Extracted records
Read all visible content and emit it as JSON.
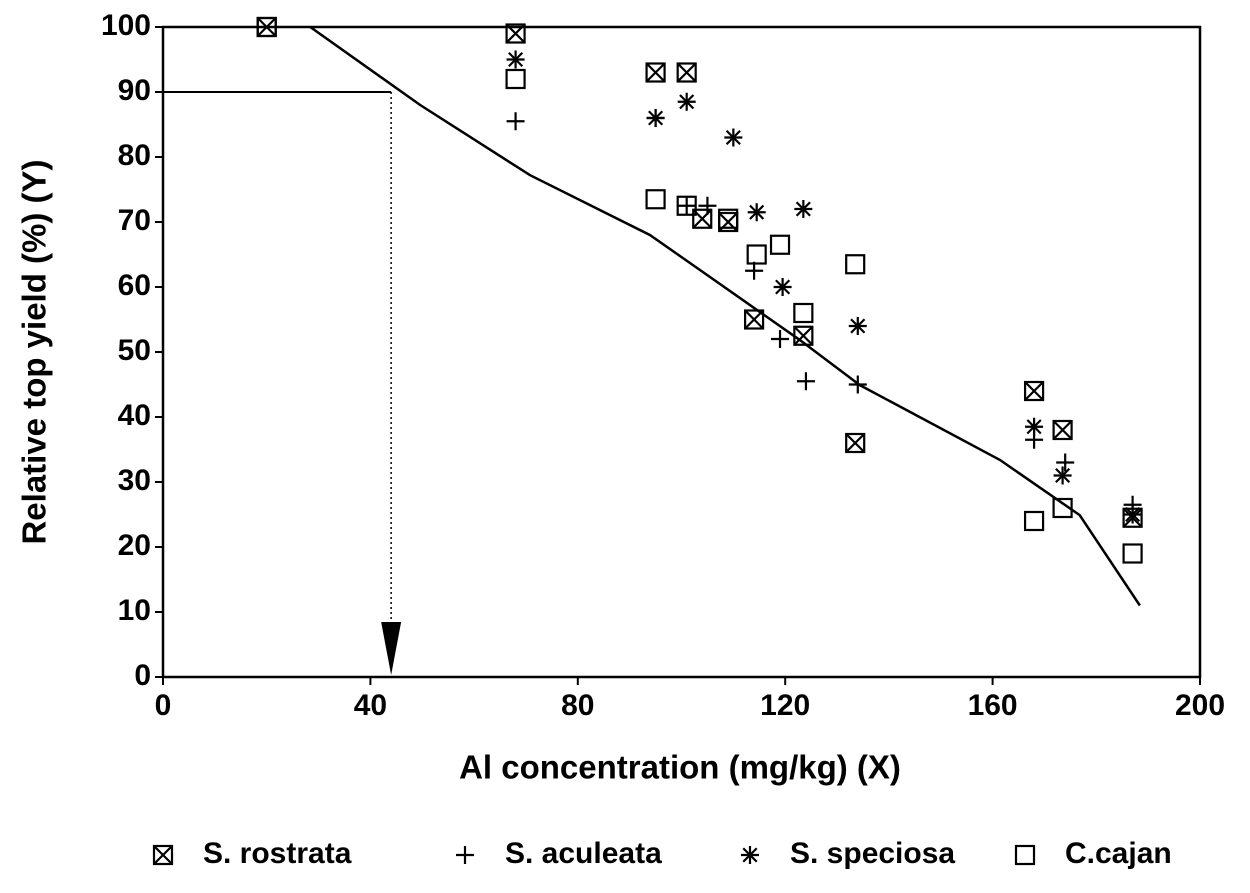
{
  "chart_data": {
    "type": "scatter",
    "x_label": "Al concentration (mg/kg) (X)",
    "y_label": "Relative top yield (%) (Y)",
    "xlim": [
      0,
      200
    ],
    "xticks": [
      0,
      40,
      80,
      120,
      160,
      200
    ],
    "ylim": [
      0,
      100
    ],
    "yticks": [
      0,
      10,
      20,
      30,
      40,
      50,
      60,
      70,
      80,
      90,
      100
    ],
    "series": [
      {
        "name": "S. rostrata",
        "marker": "boxx",
        "color": "#000000",
        "x": [
          20,
          68,
          95,
          101,
          104,
          109,
          114,
          123.5,
          133.5,
          168,
          173.5,
          187
        ],
        "values": [
          100,
          99,
          93,
          93,
          70.5,
          70,
          55,
          52.5,
          36,
          44,
          38,
          24.5
        ]
      },
      {
        "name": "S. aculeata",
        "marker": "plus",
        "color": "#000000",
        "x": [
          68,
          95,
          101,
          105,
          114,
          119,
          124,
          134,
          168,
          174,
          187
        ],
        "values": [
          85.5,
          86,
          72.5,
          72.5,
          62.5,
          52,
          45.5,
          45,
          36.5,
          33,
          26.5
        ]
      },
      {
        "name": "S. speciosa",
        "marker": "star",
        "color": "#000000",
        "x": [
          68,
          95,
          101,
          110,
          114.5,
          123.5,
          119.5,
          134,
          168,
          173.5,
          187
        ],
        "values": [
          95,
          86,
          88.5,
          83,
          71.5,
          72,
          60,
          54,
          38.5,
          31,
          25
        ]
      },
      {
        "name": "C.cajan",
        "marker": "box",
        "color": "#000000",
        "x": [
          20,
          68,
          95,
          101,
          109,
          114.5,
          119,
          123.5,
          133.5,
          168,
          173.5,
          187
        ],
        "values": [
          100,
          92,
          73.5,
          72.5,
          70.5,
          65,
          66.5,
          56,
          63.5,
          24,
          26,
          19
        ]
      }
    ],
    "fit_line": {
      "color": "#000000",
      "x": [
        28.4,
        49.6,
        70.8,
        93.9,
        103.6,
        122.9,
        134.4,
        161.4,
        176.8,
        188.4
      ],
      "y": [
        100,
        88,
        77.2,
        68,
        62.6,
        51.8,
        44.9,
        33.4,
        24.9,
        11
      ]
    },
    "threshold": {
      "x": 44,
      "y": 90
    }
  }
}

What is expected
Exactly reproduce each record, leaving out any pictures.

Answer to the task
Read all visible content and emit it as JSON.
{
  "chart_data": {
    "type": "scatter",
    "x_label": "Al concentration (mg/kg) (X)",
    "y_label": "Relative top yield (%) (Y)",
    "xlim": [
      0,
      200
    ],
    "xticks": [
      0,
      40,
      80,
      120,
      160,
      200
    ],
    "ylim": [
      0,
      100
    ],
    "yticks": [
      0,
      10,
      20,
      30,
      40,
      50,
      60,
      70,
      80,
      90,
      100
    ],
    "series": [
      {
        "name": "S. rostrata",
        "marker": "boxx",
        "color": "#000000",
        "x": [
          20,
          68,
          95,
          101,
          104,
          109,
          114,
          123.5,
          133.5,
          168,
          173.5,
          187
        ],
        "values": [
          100,
          99,
          93,
          93,
          70.5,
          70,
          55,
          52.5,
          36,
          44,
          38,
          24.5
        ]
      },
      {
        "name": "S. aculeata",
        "marker": "plus",
        "color": "#000000",
        "x": [
          68,
          95,
          101,
          105,
          114,
          119,
          124,
          134,
          168,
          174,
          187
        ],
        "values": [
          85.5,
          86,
          72.5,
          72.5,
          62.5,
          52,
          45.5,
          45,
          36.5,
          33,
          26.5
        ]
      },
      {
        "name": "S. speciosa",
        "marker": "star",
        "color": "#000000",
        "x": [
          68,
          95,
          101,
          110,
          114.5,
          123.5,
          119.5,
          134,
          168,
          173.5,
          187
        ],
        "values": [
          95,
          86,
          88.5,
          83,
          71.5,
          72,
          60,
          54,
          38.5,
          31,
          25
        ]
      },
      {
        "name": "C.cajan",
        "marker": "box",
        "color": "#000000",
        "x": [
          20,
          68,
          95,
          101,
          109,
          114.5,
          119,
          123.5,
          133.5,
          168,
          173.5,
          187
        ],
        "values": [
          100,
          92,
          73.5,
          72.5,
          70.5,
          65,
          66.5,
          56,
          63.5,
          24,
          26,
          19
        ]
      }
    ],
    "fit_line": {
      "color": "#000000",
      "x": [
        28.4,
        49.6,
        70.8,
        93.9,
        103.6,
        122.9,
        134.4,
        161.4,
        176.8,
        188.4
      ],
      "y": [
        100,
        88,
        77.2,
        68,
        62.6,
        51.8,
        44.9,
        33.4,
        24.9,
        11
      ]
    },
    "threshold": {
      "x": 44,
      "y": 90
    }
  }
}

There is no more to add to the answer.